→ **WHAT THE TASK ASKS**
Read through the data and count the lines that contain the string "BOOTRST"; give only the result.

** BEGIN **

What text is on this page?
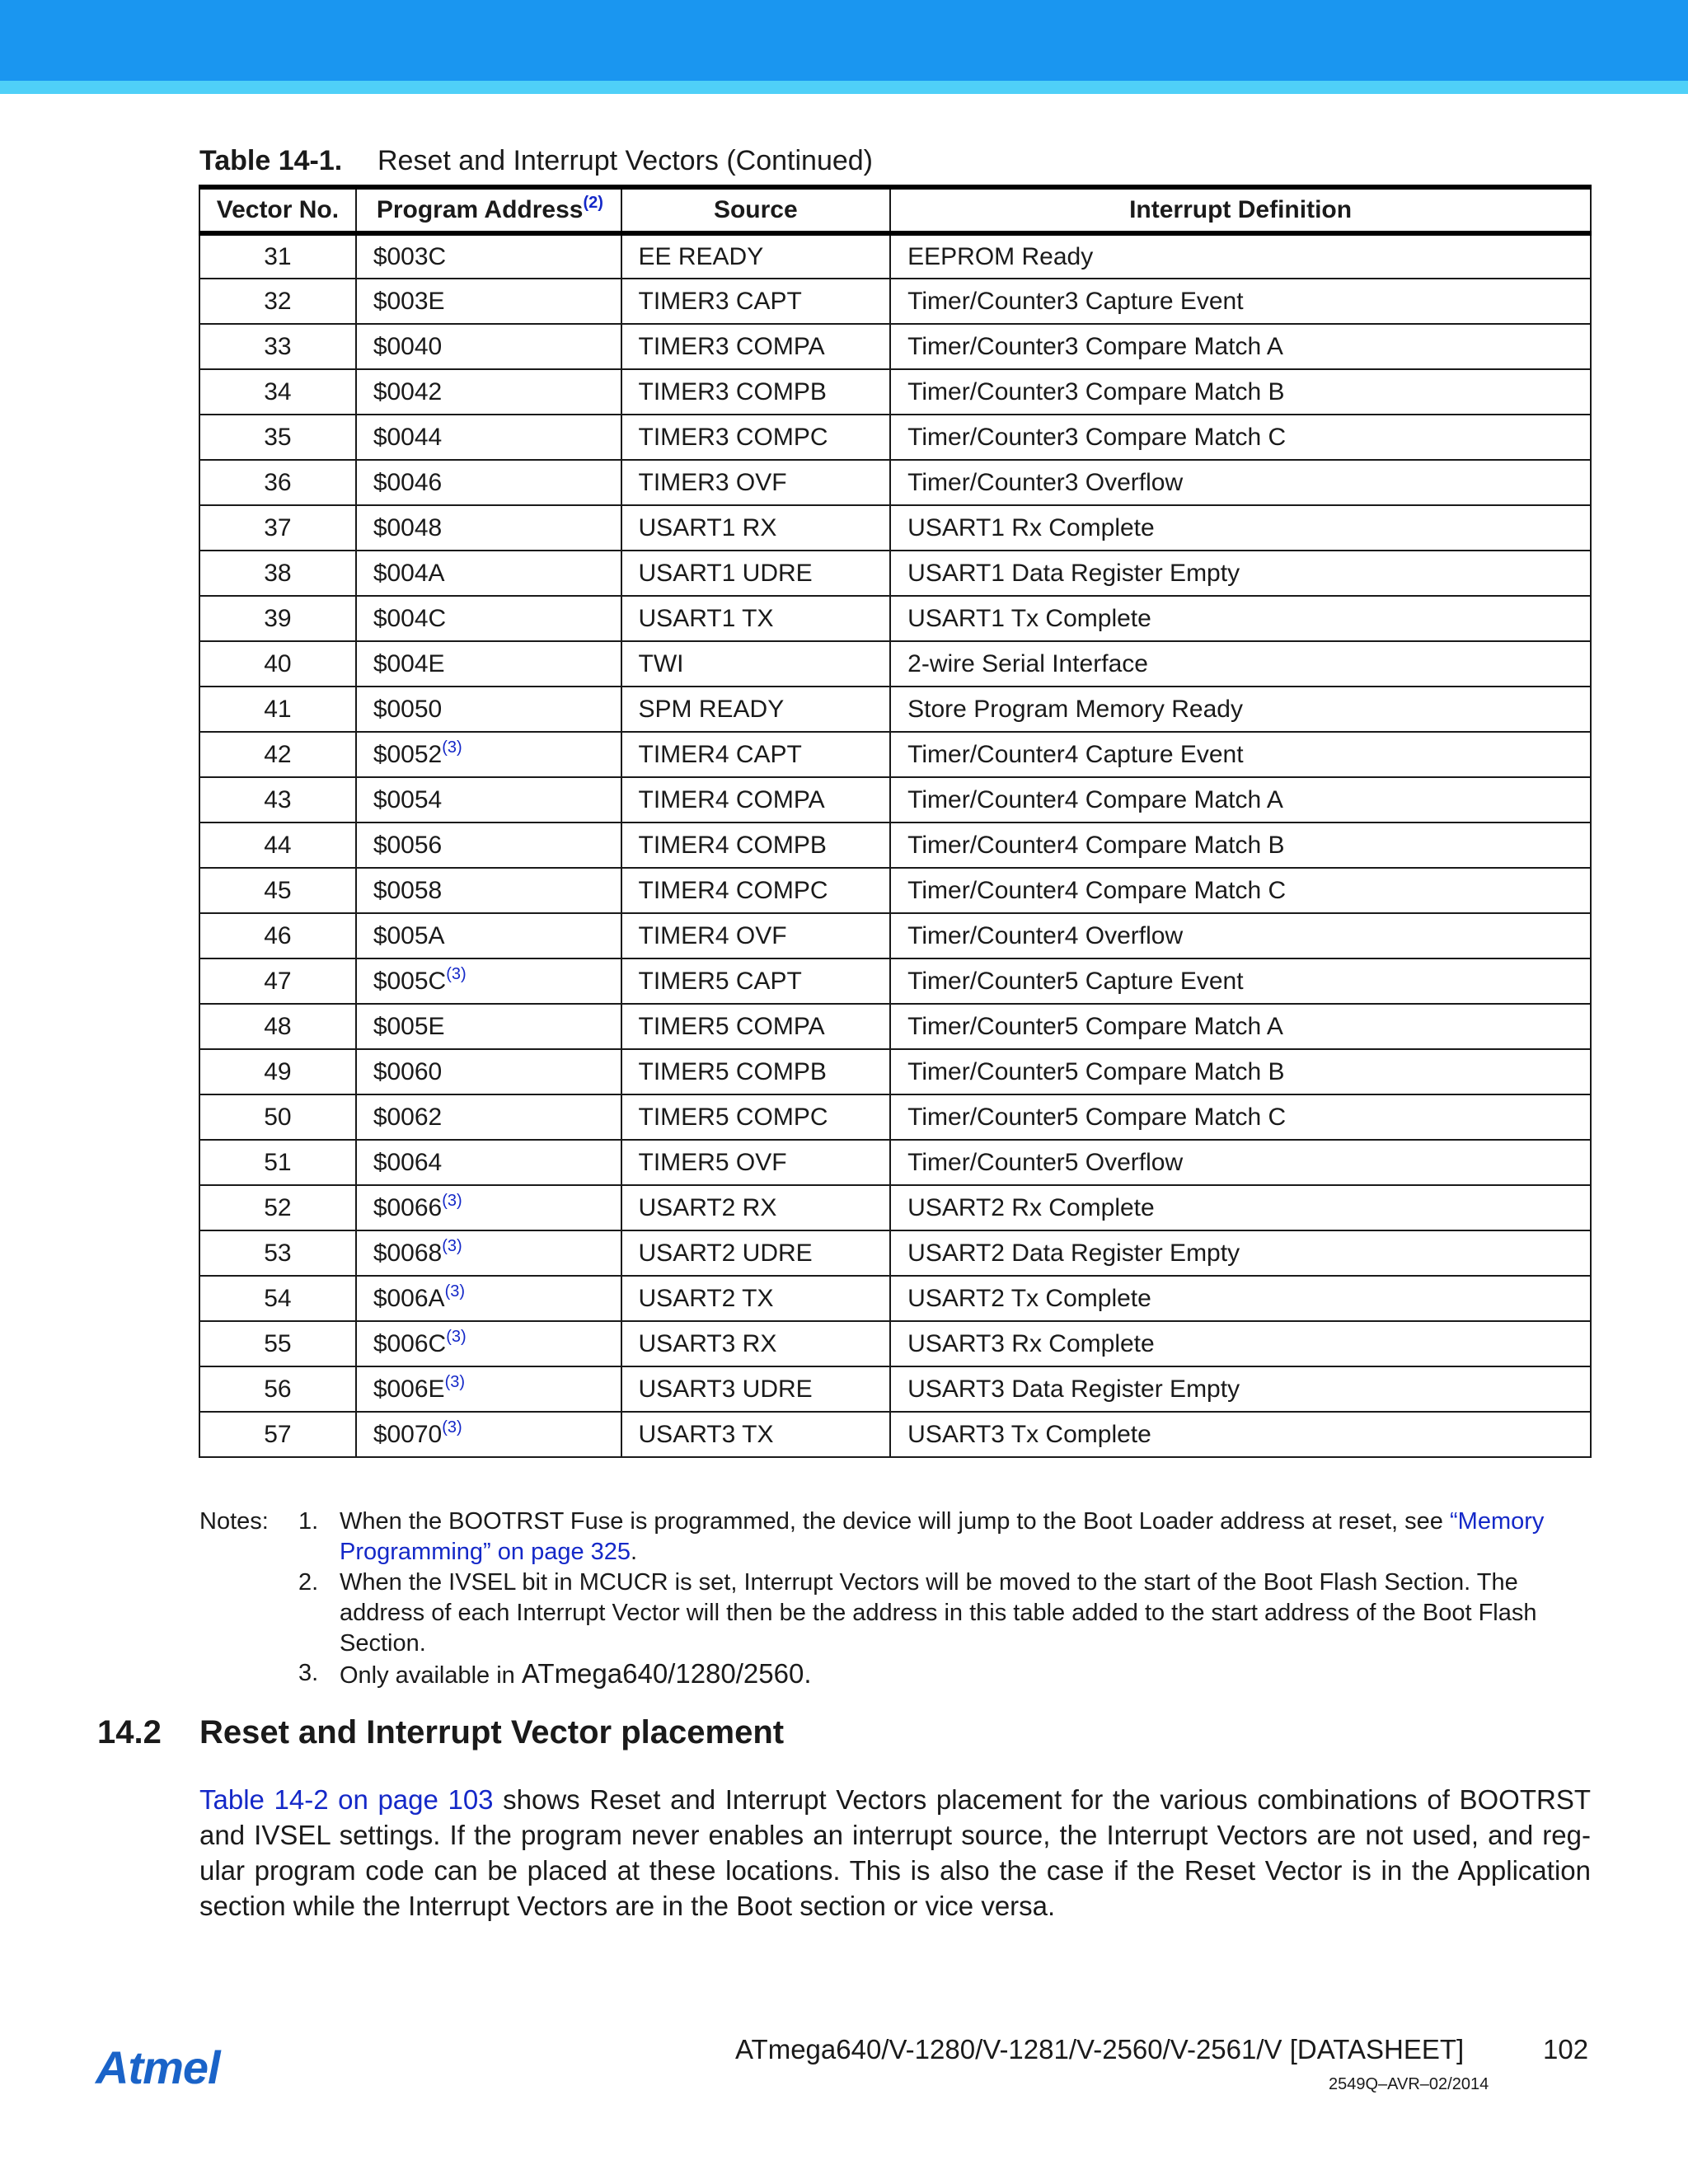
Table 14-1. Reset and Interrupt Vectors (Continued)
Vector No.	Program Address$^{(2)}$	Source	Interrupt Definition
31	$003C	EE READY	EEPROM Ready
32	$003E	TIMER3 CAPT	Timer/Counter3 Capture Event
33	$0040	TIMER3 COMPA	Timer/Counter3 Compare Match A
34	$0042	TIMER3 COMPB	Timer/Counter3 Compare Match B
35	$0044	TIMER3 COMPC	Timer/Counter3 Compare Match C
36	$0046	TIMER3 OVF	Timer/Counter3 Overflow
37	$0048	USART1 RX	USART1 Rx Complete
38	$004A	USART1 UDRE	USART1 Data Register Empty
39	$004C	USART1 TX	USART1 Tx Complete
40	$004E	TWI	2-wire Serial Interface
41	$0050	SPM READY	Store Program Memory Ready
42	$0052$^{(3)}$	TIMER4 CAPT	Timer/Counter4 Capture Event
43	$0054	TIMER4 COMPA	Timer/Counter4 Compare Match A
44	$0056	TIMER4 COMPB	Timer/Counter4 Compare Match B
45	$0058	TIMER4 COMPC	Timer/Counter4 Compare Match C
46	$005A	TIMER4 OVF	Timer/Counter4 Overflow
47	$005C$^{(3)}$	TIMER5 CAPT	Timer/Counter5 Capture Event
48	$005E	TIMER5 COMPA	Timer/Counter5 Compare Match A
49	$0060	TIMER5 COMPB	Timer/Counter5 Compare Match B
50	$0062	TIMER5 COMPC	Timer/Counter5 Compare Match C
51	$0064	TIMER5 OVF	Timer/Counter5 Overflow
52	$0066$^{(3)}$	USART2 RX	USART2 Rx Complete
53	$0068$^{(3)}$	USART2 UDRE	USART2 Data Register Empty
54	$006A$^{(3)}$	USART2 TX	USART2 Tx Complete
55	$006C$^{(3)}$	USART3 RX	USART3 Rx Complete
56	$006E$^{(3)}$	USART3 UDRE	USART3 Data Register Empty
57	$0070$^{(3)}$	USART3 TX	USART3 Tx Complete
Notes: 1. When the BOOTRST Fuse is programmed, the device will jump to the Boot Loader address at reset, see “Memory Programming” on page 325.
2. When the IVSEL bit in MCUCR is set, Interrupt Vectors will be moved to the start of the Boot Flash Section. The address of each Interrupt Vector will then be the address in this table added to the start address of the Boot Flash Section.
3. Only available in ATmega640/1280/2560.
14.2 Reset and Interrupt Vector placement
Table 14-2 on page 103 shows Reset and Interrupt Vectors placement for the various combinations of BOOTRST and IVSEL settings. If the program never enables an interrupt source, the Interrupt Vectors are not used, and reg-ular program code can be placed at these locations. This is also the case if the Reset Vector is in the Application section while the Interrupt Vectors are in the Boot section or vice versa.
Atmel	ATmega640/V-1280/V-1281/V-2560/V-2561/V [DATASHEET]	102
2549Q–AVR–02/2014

** END **
** BEGIN **

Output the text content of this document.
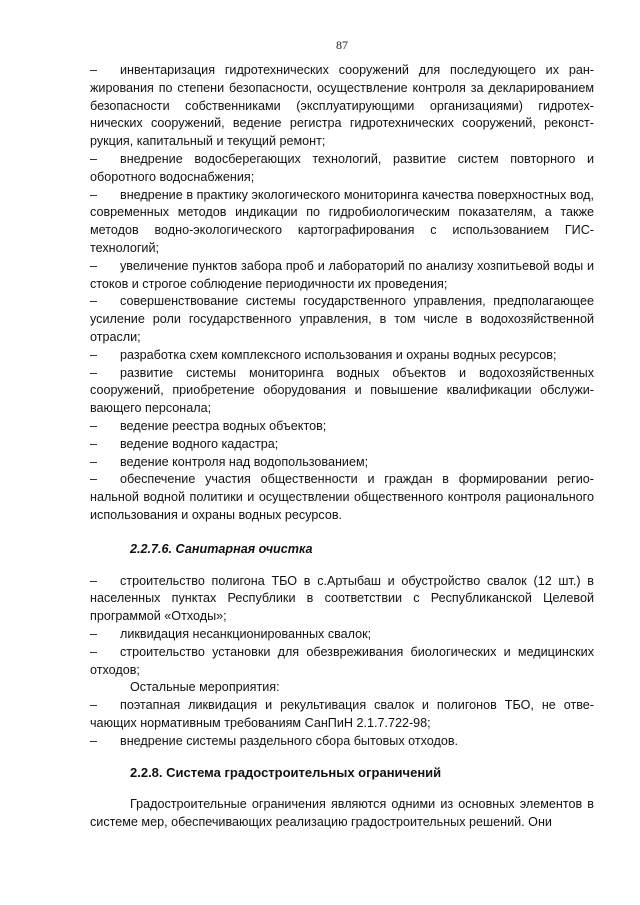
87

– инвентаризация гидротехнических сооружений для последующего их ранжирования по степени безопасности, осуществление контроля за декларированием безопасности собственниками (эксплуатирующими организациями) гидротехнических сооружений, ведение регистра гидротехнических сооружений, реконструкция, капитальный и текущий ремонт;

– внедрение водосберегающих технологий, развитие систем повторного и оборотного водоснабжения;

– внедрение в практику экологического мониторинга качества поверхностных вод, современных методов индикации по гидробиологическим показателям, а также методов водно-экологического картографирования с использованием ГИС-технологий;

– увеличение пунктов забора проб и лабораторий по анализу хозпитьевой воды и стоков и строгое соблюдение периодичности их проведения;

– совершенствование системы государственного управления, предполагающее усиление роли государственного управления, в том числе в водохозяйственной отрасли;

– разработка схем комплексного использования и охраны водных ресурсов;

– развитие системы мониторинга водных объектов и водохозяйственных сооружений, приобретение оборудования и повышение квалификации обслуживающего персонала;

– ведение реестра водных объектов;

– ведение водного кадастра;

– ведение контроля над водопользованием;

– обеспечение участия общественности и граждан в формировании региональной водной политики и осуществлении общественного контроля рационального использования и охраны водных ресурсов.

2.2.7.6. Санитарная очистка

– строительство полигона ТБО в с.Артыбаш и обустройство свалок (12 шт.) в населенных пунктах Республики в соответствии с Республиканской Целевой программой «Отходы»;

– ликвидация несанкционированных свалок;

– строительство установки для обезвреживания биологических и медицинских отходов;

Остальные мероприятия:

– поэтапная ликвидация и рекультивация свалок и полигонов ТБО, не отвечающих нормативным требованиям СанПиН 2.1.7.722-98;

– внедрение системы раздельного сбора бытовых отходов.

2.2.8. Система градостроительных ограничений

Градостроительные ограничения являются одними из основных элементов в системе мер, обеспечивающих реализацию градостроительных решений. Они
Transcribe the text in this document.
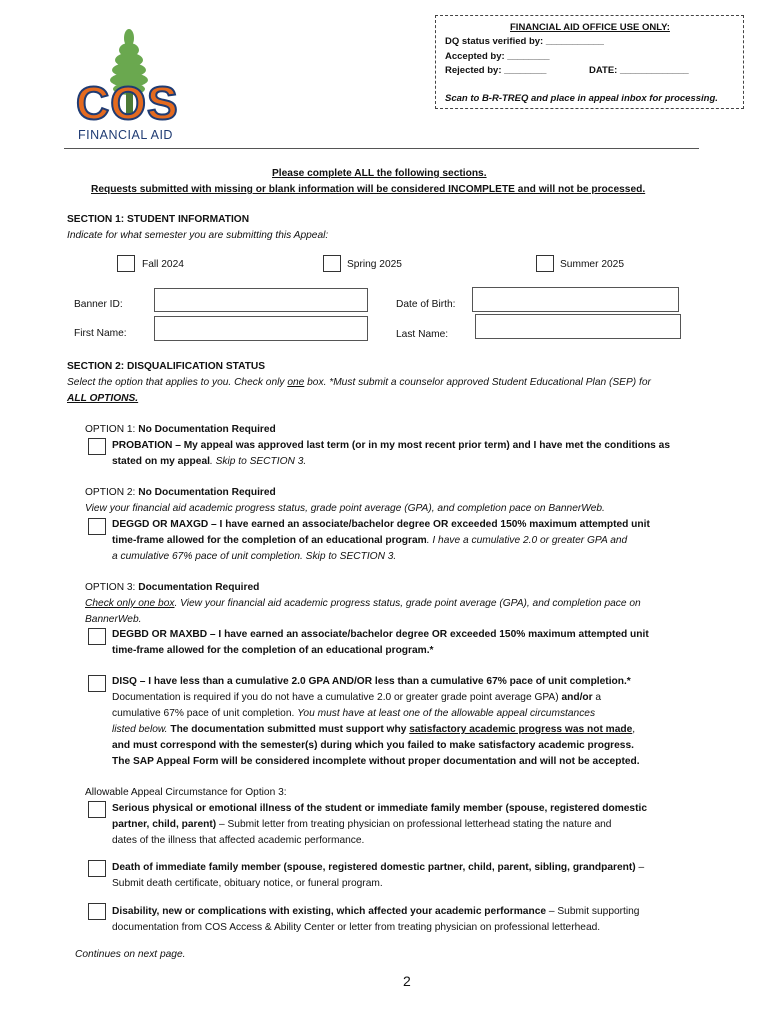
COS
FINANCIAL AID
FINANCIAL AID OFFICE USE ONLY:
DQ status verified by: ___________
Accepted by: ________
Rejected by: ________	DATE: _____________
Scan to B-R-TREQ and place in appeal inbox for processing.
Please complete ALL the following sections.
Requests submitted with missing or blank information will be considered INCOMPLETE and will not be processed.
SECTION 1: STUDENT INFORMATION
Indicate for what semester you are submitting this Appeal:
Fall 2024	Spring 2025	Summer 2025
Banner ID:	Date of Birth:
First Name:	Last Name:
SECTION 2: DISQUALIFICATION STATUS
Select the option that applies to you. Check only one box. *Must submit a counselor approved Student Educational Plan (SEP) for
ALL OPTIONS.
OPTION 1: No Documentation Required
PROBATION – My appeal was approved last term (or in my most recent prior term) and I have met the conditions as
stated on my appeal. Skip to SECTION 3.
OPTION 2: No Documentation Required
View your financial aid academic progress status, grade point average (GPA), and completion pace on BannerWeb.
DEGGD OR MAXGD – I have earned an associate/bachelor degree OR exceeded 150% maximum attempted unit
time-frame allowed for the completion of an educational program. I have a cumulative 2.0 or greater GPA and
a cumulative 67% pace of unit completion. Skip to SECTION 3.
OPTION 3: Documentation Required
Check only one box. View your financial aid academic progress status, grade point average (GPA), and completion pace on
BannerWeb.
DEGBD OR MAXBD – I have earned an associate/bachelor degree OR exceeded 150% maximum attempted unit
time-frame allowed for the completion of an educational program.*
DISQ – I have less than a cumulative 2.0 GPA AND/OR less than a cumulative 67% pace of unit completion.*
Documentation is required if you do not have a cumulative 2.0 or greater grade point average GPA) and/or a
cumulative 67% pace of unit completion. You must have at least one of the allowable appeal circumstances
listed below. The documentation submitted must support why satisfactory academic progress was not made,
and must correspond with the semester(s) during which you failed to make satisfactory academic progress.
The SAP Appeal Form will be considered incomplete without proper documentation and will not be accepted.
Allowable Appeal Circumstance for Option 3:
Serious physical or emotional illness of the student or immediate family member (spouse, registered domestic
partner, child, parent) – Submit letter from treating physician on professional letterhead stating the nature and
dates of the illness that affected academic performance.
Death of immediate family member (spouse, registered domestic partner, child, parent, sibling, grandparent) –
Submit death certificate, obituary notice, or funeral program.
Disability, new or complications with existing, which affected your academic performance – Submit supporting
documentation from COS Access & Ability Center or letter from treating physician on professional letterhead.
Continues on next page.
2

** END **

→ **THE REPLY**
2